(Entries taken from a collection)
┌──
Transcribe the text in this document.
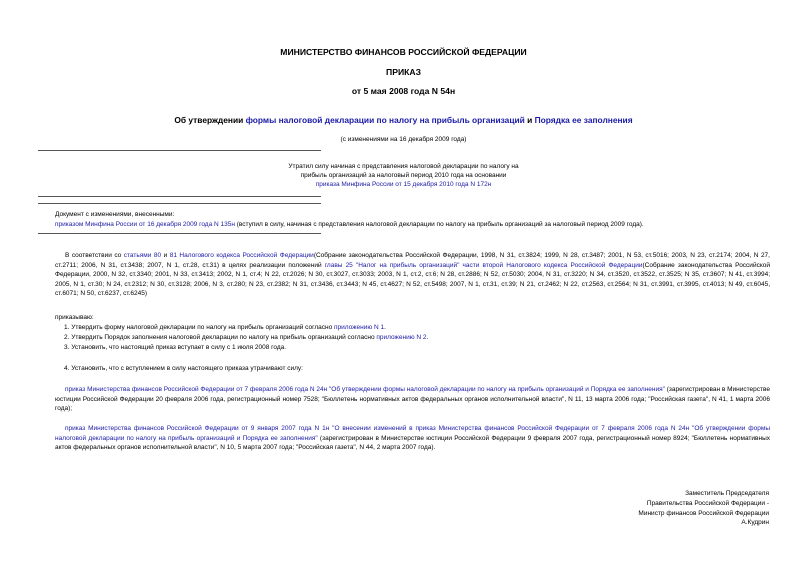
МИНИСТЕРСТВО ФИНАНСОВ РОССИЙСКОЙ ФЕДЕРАЦИИ
ПРИКАЗ
от 5 мая 2008 года N 54н
Об утверждении формы налоговой декларации по налогу на прибыль организаций и Порядка ее заполнения
(с изменениями на 16 декабря 2009 года)
Утратил силу начиная с представления налоговой декларации по налогу на
прибыль организаций за налоговый период 2010 года на основании
приказа Минфина России от 15 декабря 2010 года N 172н
Документ с изменениями, внесенными:
приказом Минфина России от 16 декабря 2009 года N 135н (вступил в силу, начиная с представления налоговой декларации по налогу на прибыль организаций за налоговый период 2009 года).
В соответствии со статьями 80 и 81 Налогового кодекса Российской Федерации(Собрание законодательства Российской Федерации, 1998, N 31, ст.3824; 1999, N 28, ст.3487; 2001, N 53, ст.5016; 2003, N 23, ст.2174; 2004, N 27, ст.2711; 2006, N 31, ст.3438; 2007, N 1, ст.28, ст.31) в целях реализации положений главы 25 "Налог на прибыль организаций" части второй Налогового кодекса Российской Федерации(Собрание законодательства Российской Федерации, 2000, N 32, ст.3340; 2001, N 33, ст.3413; 2002, N 1, ст.4; N 22, ст.2026; N 30, ст.3027, ст.3033; 2003, N 1, ст.2, ст.6; N 28, ст.2886; N 52, ст.5030; 2004, N 31, ст.3220; N 34, ст.3520, ст.3522, ст.3525; N 35, ст.3607; N 41, ст.3994; 2005, N 1, ст.30; N 24, ст.2312; N 30, ст.3128; 2006, N 3, ст.280; N 23, ст.2382; N 31, ст.3436, ст.3443; N 45, ст.4627; N 52, ст.5498; 2007, N 1, ст.31, ст.39; N 21, ст.2462; N 22, ст.2563, ст.2564; N 31, ст.3991, ст.3995, ст.4013; N 49, ст.6045, ст.6071; N 50, ст.6237, ст.6245)
приказываю:
1. Утвердить форму налоговой декларации по налогу на прибыль организаций согласно приложению N 1.
2. Утвердить Порядок заполнения налоговой декларации по налогу на прибыль организаций согласно приложению N 2.
3. Установить, что настоящий приказ вступает в силу с 1 июля 2008 года.
4. Установить, что с вступлением в силу настоящего приказа утрачивают силу:
приказ Министерства финансов Российской Федерации от 7 февраля 2006 года N 24н "Об утверждении формы налоговой декларации по налогу на прибыль организаций и Порядка ее заполнения" (зарегистрирован в Министерстве юстиции Российской Федерации 20 февраля 2006 года, регистрационный номер 7528; "Бюллетень нормативных актов федеральных органов исполнительной власти", N 11, 13 марта 2006 года; "Российская газета", N 41, 1 марта 2006 года);
приказ Министерства финансов Российской Федерации от 9 января 2007 года N 1н "О внесении изменений в приказ Министерства финансов Российской Федерации от 7 февраля 2006 года N 24н "Об утверждении формы налоговой декларации по налогу на прибыль организаций и Порядка ее заполнения" (зарегистрирован в Министерстве юстиции Российской Федерации 9 февраля 2007 года, регистрационный номер 8924; "Бюллетень нормативных актов федеральных органов исполнительной власти", N 10, 5 марта 2007 года; "Российская газета", N 44, 2 марта 2007 года).
Заместитель Председателя
Правительства Российской Федерации -
Министр финансов Российской Федерации
А.Кудрин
└──
__Problem statement__
Return from the data every line that holds "регистрационный".

__Exercise output__
приказ Министерства финансов Российской Федерации от 7 февраля 2006 года N 24н "Об утверждении формы налоговой декларации по налогу на прибыль организаций и Порядка ее заполнения" (зарегистрирован в Министерстве юстиции Российской Федерации 20 февраля 2006 года, регистрационный номер 7528; "Бюллетень нормативных актов федеральных органов исполнительной власти", N 11, 13 марта 2006 года; "Российская газета", N 41, 1 марта 2006 года);
приказ Министерства финансов Российской Федерации от 9 января 2007 года N 1н "О внесении изменений в приказ Министерства финансов Российской Федерации от 7 февраля 2006 года N 24н "Об утверждении формы налоговой декларации по налогу на прибыль организаций и Порядка ее заполнения" (зарегистрирован в Министерстве юстиции Российской Федерации 9 февраля 2007 года, регистрационный номер 8924; "Бюллетень нормативных актов федеральных органов исполнительной власти", N 10, 5 марта 2007 года; "Российская газета", N 44, 2 марта 2007 года).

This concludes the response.